MATERIAL:
►

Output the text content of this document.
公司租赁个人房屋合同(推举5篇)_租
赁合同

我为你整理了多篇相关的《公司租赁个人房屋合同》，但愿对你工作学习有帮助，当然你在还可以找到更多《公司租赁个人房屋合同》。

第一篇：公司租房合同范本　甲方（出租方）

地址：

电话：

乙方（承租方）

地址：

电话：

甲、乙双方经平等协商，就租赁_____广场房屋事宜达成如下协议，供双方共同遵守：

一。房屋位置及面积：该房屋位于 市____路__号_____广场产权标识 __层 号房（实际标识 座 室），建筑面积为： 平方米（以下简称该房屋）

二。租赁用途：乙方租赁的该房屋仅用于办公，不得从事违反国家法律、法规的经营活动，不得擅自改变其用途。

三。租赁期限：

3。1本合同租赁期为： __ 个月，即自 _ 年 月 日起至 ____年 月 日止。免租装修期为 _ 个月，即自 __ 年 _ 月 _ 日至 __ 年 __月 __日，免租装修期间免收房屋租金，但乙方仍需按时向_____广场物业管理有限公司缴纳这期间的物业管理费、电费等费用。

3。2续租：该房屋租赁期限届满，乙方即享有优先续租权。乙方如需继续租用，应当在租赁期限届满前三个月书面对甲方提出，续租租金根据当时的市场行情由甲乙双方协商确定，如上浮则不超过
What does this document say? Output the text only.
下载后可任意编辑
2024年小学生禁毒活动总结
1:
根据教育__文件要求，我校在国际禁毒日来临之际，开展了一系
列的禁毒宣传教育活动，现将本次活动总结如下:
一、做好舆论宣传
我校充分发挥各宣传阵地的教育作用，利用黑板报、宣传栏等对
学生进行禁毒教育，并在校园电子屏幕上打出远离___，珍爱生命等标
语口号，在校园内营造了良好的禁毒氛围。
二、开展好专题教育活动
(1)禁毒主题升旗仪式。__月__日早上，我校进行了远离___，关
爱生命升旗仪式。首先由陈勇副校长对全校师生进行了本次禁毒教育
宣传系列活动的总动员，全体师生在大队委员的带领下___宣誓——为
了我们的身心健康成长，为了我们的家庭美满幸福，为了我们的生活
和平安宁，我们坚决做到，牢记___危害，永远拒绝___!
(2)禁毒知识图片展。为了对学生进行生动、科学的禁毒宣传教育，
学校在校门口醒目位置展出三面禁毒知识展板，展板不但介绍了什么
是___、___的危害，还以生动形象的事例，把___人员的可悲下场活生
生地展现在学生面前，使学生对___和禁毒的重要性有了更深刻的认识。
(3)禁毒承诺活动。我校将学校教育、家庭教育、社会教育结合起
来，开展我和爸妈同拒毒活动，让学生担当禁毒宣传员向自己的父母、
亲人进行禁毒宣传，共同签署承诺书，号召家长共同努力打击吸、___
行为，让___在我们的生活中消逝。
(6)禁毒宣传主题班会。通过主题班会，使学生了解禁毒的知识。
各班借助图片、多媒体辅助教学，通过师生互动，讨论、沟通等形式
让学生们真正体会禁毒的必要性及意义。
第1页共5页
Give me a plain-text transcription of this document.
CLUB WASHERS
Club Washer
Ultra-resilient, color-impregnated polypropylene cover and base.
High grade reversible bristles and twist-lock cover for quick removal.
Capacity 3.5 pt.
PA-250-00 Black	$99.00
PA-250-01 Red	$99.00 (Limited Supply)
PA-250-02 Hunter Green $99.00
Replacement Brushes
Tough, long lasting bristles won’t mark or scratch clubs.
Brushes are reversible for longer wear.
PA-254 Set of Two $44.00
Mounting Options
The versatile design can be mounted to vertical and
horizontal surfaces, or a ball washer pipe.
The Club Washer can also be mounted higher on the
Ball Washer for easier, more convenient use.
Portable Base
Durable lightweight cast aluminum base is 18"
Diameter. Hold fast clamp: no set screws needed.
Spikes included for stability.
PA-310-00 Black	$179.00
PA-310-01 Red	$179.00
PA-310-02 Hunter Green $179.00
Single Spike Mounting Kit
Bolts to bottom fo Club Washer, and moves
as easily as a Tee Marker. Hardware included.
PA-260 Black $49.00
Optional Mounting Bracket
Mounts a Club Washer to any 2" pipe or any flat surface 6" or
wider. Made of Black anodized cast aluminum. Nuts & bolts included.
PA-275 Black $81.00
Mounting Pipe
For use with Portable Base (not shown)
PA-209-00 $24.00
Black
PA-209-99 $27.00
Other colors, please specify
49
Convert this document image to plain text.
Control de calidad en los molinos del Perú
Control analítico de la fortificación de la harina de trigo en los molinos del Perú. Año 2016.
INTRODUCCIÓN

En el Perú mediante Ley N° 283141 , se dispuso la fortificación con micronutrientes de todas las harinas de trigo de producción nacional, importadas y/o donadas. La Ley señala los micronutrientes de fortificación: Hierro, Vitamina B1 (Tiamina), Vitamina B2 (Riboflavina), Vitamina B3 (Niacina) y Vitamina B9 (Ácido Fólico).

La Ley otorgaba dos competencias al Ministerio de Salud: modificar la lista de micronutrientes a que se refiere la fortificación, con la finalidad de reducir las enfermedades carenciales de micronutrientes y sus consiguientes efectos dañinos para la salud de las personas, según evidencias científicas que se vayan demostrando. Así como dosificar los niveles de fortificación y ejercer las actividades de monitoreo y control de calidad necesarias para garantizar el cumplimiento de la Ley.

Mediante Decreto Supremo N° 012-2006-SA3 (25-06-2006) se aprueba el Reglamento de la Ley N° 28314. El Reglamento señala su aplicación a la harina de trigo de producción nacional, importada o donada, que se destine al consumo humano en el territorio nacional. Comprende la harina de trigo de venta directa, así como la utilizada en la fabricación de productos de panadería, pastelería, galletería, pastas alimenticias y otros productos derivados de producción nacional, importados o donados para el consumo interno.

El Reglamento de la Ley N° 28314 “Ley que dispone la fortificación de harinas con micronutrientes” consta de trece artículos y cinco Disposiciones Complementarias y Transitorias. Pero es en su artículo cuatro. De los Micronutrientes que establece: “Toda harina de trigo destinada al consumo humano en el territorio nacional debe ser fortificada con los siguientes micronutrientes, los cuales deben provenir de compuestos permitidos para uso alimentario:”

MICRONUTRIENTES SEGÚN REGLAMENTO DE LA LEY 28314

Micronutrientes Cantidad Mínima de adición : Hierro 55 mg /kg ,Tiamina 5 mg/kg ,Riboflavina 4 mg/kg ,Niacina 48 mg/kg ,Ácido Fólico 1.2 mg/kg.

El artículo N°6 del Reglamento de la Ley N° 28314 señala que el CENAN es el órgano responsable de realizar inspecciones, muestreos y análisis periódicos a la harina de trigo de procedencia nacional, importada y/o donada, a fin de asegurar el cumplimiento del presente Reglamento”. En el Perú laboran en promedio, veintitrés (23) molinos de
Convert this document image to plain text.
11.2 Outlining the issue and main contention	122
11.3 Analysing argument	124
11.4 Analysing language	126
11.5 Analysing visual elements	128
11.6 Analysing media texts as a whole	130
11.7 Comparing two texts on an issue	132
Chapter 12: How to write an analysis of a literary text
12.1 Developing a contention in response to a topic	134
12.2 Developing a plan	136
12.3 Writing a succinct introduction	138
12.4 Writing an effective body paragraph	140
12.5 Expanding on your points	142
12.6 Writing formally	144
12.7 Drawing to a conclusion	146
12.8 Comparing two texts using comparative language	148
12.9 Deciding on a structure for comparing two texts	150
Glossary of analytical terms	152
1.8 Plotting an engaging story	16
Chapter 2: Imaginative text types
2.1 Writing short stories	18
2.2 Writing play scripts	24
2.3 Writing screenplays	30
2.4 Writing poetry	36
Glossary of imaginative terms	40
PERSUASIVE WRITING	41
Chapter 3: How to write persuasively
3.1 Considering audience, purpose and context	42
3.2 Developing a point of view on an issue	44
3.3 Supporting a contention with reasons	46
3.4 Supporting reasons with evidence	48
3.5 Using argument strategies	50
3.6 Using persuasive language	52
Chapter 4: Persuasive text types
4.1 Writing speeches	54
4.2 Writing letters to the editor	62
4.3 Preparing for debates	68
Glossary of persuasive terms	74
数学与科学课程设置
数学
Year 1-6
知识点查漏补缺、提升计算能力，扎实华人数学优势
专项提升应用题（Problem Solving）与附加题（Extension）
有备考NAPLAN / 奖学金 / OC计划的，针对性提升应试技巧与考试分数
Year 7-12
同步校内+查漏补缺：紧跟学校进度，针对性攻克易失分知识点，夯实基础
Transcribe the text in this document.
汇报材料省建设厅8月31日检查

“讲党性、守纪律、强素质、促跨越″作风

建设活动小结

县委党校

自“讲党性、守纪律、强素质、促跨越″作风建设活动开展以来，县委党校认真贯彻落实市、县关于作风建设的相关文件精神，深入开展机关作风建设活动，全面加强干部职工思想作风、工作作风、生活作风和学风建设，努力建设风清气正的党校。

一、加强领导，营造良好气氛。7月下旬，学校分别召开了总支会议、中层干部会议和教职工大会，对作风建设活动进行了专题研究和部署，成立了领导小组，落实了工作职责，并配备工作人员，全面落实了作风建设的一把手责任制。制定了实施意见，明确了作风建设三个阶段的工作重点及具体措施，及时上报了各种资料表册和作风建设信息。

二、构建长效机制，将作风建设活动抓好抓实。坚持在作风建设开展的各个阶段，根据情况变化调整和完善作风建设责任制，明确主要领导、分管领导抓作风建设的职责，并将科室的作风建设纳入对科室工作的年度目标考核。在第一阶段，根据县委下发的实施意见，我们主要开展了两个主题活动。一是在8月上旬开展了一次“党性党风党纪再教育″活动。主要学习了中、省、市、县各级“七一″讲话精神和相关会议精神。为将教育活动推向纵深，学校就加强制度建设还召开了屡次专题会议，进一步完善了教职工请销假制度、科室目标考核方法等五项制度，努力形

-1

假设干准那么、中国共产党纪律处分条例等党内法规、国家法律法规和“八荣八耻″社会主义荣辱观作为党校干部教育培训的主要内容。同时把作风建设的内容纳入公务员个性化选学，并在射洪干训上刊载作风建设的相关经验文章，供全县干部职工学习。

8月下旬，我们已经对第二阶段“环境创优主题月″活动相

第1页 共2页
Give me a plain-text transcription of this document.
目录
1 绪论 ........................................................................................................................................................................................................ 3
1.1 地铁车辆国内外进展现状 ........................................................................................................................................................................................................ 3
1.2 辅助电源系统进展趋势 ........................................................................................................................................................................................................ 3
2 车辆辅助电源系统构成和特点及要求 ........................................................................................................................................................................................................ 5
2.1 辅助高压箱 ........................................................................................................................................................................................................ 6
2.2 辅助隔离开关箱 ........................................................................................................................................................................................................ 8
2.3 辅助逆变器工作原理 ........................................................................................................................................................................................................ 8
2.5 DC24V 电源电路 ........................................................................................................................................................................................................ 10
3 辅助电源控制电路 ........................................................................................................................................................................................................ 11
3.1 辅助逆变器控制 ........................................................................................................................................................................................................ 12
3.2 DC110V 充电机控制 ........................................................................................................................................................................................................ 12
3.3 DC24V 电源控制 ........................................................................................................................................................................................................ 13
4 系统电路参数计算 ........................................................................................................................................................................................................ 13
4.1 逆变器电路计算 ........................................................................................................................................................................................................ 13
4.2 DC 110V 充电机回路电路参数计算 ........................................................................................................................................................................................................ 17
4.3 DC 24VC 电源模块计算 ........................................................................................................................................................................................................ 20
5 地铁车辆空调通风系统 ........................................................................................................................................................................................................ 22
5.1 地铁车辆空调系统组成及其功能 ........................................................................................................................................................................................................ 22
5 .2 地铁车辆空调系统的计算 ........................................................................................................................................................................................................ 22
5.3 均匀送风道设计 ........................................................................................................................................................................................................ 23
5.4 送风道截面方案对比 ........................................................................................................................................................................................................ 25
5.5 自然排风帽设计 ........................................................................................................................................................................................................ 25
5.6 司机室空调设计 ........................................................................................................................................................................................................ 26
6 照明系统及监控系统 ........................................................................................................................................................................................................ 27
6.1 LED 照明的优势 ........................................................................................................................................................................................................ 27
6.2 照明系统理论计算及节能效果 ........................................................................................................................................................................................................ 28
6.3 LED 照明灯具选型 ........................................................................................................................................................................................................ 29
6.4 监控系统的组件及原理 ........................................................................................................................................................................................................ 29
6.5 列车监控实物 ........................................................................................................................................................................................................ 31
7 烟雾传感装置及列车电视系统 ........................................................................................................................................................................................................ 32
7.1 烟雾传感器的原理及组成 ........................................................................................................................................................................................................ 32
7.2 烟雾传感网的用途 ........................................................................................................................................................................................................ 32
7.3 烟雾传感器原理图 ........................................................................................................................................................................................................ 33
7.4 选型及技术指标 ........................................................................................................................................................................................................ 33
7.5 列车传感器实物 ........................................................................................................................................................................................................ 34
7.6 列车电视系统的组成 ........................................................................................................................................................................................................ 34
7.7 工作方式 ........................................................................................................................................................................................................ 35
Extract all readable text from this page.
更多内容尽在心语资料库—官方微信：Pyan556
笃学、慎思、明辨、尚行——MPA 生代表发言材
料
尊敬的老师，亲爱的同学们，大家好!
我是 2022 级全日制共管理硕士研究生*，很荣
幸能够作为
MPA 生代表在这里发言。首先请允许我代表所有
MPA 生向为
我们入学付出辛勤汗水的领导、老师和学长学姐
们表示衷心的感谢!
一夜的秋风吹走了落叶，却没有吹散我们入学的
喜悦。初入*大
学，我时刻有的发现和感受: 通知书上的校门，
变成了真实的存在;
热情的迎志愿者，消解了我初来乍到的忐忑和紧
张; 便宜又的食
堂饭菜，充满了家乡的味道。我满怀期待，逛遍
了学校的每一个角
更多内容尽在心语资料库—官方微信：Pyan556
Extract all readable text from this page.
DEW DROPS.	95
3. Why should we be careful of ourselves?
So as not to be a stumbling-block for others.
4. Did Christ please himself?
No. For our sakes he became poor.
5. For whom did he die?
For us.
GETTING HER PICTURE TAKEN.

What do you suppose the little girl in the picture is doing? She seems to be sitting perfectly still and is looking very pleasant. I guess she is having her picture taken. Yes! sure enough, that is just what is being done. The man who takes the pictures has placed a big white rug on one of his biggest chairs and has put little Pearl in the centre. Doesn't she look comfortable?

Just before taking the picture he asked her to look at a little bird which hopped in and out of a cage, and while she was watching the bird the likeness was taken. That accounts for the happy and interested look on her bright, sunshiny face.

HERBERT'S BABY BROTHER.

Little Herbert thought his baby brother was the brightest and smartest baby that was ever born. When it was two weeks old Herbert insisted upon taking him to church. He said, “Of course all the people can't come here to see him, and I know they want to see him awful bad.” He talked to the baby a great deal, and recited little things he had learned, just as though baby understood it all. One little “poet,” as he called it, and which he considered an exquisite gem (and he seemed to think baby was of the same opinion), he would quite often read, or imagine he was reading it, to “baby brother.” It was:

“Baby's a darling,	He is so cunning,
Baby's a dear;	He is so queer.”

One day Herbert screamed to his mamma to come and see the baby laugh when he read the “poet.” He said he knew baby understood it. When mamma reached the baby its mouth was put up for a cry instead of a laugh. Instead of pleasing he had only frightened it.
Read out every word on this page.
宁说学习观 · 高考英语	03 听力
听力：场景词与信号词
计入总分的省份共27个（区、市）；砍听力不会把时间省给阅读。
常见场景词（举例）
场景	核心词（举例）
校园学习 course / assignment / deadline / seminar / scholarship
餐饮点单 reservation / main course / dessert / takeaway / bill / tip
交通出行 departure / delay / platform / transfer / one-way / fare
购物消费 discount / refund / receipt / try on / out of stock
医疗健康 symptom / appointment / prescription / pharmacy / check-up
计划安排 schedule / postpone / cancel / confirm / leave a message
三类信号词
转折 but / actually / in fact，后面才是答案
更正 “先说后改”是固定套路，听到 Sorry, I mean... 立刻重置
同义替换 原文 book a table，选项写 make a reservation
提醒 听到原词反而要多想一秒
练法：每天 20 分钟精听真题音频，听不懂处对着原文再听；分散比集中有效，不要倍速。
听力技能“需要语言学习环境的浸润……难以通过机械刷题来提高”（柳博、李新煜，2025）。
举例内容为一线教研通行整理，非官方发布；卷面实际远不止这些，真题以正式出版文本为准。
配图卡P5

◄

SHORT PROBLEM:
Isolate each line of the listing above that includes "with". Copy it.

RESPONSE BELOW:
For use with Portable Base (not shown)
3.3 Supporting a contention with reasons	46
3.4 Supporting reasons with evidence	48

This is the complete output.